→ **Required task**:
Check each line of the records below and collect those that include the word "this".
--
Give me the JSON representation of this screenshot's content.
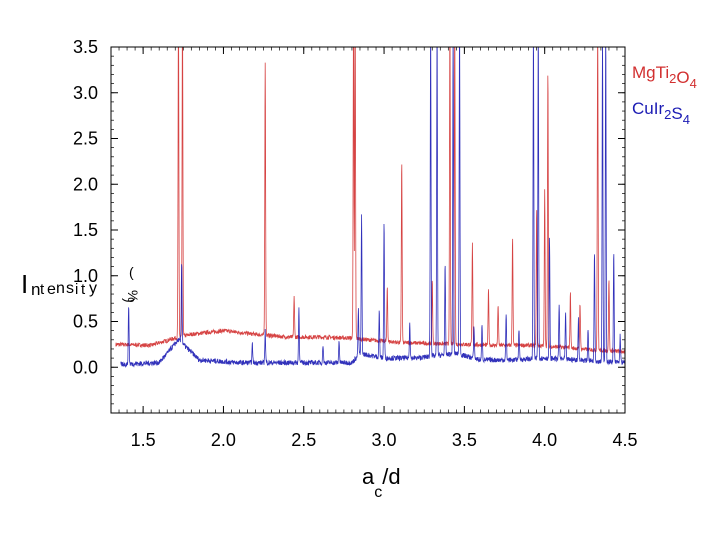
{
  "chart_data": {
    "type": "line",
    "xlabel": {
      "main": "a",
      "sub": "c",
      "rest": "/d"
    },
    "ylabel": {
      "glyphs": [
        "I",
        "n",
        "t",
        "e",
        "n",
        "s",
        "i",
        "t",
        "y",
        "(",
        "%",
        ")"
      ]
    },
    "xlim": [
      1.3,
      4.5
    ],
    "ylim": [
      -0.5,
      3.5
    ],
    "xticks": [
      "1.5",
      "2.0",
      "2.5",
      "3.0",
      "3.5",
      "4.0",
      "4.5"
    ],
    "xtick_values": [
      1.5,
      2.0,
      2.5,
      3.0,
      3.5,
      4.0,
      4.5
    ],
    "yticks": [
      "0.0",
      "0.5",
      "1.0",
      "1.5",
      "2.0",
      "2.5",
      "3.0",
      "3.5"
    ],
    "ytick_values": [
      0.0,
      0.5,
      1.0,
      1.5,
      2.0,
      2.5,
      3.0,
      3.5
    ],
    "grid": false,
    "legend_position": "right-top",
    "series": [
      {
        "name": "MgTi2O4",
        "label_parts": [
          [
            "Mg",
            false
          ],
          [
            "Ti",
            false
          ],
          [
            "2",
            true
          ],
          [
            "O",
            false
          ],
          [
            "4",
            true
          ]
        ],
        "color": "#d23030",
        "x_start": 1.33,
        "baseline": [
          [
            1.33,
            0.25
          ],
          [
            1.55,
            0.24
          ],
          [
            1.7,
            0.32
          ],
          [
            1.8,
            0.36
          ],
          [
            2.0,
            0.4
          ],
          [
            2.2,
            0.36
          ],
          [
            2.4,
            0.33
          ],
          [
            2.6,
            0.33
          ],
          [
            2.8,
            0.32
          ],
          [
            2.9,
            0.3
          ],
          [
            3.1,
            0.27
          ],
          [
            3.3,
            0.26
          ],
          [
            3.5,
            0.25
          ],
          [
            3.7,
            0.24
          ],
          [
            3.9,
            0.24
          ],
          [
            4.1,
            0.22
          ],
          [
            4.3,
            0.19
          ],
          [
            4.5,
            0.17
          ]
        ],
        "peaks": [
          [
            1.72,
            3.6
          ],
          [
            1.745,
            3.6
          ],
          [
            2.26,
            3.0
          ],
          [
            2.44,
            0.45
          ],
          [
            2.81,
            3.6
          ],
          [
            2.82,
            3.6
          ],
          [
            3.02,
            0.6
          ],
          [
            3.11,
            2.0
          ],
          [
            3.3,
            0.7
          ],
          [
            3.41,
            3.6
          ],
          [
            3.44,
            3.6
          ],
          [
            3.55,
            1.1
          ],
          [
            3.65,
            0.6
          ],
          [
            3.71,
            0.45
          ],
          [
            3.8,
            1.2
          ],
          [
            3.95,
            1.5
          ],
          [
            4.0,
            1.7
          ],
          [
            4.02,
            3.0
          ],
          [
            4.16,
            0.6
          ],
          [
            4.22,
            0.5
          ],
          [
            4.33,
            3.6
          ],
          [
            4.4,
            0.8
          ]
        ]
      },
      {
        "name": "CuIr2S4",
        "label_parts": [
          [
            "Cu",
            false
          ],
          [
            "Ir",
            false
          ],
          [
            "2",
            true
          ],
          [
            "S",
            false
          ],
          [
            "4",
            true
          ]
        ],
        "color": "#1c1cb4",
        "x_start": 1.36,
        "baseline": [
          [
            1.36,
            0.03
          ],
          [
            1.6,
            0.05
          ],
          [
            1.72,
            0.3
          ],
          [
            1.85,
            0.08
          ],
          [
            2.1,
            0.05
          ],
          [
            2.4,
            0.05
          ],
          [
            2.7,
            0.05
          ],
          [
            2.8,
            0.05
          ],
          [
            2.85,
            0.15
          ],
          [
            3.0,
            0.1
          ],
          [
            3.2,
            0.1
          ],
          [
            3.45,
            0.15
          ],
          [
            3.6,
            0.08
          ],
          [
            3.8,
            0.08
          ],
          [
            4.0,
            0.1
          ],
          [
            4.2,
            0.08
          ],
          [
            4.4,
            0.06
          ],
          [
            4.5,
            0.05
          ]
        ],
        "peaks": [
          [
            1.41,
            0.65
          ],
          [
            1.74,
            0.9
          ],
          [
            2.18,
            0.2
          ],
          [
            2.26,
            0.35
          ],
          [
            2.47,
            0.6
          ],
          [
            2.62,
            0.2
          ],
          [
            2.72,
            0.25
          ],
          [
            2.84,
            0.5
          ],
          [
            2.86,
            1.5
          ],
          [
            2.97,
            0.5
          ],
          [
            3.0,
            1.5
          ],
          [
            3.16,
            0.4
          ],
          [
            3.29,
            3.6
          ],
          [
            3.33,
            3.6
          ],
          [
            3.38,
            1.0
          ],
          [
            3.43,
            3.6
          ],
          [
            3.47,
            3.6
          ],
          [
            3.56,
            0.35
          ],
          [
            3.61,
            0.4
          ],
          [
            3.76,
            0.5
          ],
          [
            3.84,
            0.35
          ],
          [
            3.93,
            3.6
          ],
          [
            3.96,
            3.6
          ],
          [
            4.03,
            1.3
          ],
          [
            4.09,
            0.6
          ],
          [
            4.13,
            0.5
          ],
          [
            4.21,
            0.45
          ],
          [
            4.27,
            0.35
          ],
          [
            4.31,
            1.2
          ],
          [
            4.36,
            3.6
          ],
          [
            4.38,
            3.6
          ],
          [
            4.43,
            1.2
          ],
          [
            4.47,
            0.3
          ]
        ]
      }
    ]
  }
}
--
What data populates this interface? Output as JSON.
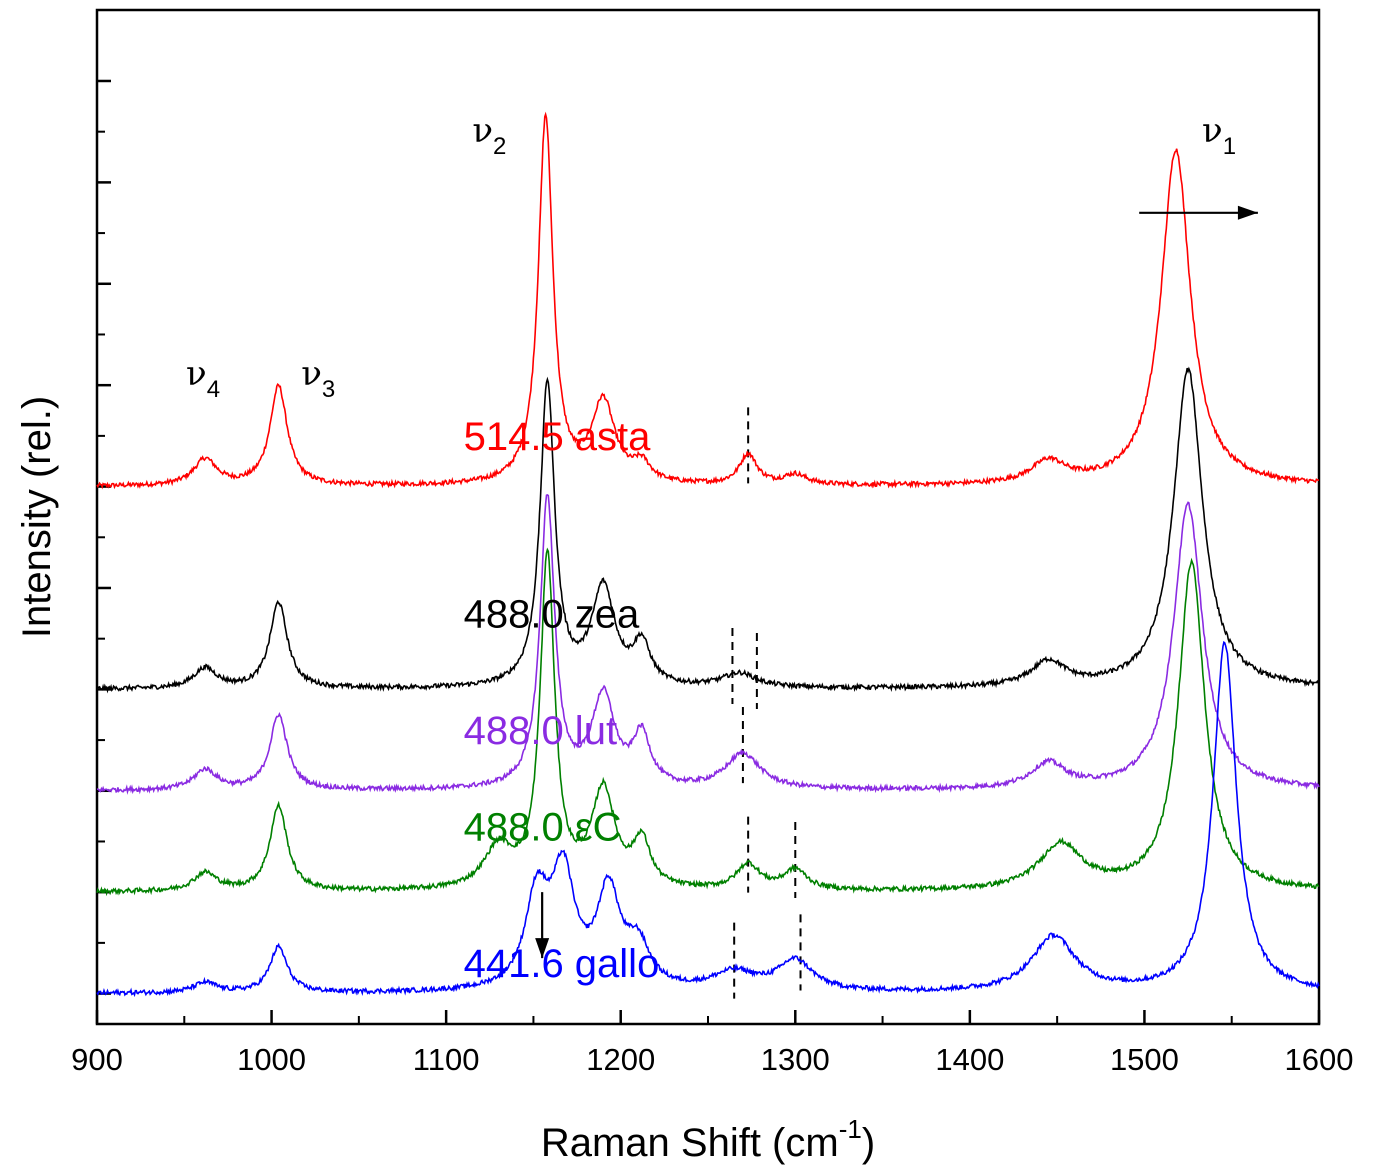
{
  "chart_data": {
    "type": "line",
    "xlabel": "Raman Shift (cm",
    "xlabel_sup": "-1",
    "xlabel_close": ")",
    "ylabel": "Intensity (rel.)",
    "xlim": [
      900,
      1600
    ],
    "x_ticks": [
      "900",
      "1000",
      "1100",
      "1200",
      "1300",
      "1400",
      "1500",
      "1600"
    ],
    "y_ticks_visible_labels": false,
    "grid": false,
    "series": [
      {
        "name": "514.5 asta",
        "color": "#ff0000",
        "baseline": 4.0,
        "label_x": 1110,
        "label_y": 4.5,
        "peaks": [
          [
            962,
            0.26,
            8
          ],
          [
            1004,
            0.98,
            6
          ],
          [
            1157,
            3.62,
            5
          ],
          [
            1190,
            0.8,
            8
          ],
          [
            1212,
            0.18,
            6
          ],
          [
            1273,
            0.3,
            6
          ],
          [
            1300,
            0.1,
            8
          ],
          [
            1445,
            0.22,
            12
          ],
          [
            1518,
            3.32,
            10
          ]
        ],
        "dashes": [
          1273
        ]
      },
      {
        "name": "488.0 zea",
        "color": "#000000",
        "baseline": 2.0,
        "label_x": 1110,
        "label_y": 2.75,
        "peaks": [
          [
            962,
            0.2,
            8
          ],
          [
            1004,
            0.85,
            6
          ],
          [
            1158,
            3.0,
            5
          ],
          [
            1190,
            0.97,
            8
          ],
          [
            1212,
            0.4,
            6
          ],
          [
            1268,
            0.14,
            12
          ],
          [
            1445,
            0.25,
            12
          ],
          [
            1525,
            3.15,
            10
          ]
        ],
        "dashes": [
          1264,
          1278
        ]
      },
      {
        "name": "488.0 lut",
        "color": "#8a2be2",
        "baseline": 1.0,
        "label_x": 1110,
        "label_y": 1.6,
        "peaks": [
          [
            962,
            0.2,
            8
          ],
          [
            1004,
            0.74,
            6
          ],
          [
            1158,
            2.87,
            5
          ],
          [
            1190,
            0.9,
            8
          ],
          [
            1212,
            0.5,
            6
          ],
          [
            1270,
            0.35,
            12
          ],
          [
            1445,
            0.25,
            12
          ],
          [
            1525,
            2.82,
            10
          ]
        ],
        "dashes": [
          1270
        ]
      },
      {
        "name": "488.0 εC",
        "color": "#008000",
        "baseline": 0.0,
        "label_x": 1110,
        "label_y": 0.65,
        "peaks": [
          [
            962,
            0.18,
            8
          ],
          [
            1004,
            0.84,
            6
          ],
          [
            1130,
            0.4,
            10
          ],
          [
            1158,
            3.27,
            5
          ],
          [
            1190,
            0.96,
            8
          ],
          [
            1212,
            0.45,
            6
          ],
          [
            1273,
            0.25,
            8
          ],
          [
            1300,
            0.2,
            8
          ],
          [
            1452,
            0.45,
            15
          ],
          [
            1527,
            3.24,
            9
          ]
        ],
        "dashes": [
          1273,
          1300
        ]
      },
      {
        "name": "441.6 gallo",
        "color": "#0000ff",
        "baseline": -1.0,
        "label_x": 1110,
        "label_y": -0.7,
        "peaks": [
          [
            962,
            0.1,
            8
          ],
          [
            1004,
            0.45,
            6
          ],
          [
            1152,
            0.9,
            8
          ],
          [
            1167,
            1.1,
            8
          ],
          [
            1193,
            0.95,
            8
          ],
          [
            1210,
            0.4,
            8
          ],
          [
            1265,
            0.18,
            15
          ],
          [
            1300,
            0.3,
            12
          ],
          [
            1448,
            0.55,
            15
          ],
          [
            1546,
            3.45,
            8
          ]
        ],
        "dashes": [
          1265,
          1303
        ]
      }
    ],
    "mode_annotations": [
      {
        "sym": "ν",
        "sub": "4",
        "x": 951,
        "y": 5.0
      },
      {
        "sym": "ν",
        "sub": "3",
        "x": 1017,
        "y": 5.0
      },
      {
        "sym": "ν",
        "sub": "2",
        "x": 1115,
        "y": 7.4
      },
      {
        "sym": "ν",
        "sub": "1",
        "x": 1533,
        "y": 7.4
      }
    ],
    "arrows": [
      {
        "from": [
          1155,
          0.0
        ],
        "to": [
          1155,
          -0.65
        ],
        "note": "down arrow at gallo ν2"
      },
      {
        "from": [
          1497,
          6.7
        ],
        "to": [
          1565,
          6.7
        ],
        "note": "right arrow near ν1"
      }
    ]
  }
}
--
→ **Written response**:
Give me the JSON representation of this screenshot's content.
What data populates this interface? Output as JSON.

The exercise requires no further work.